Stored data
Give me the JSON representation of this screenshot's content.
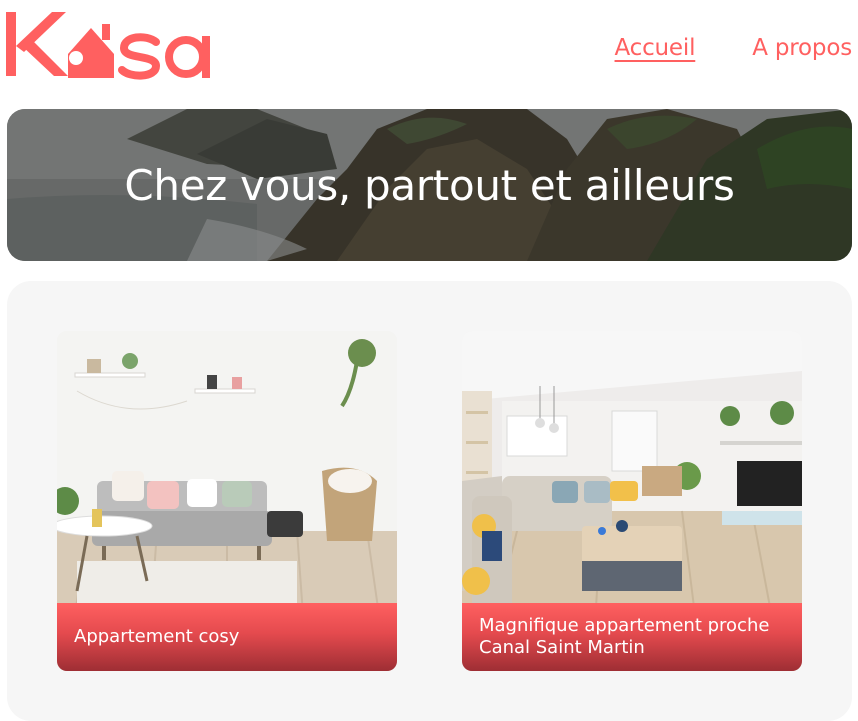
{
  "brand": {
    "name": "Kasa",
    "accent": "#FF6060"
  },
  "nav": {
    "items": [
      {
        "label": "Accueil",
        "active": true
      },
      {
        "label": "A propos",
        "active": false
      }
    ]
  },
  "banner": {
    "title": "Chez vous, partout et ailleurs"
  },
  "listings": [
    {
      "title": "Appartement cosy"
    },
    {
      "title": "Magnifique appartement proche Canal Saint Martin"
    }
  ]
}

--- Aim of the exercise ---
Look through the material above and pick out each line holding the word "title".

--- Completed exercise ---
    "title": "Chez vous, partout et ailleurs"
      "title": "Appartement cosy"
      "title": "Magnifique appartement proche Canal Saint Martin"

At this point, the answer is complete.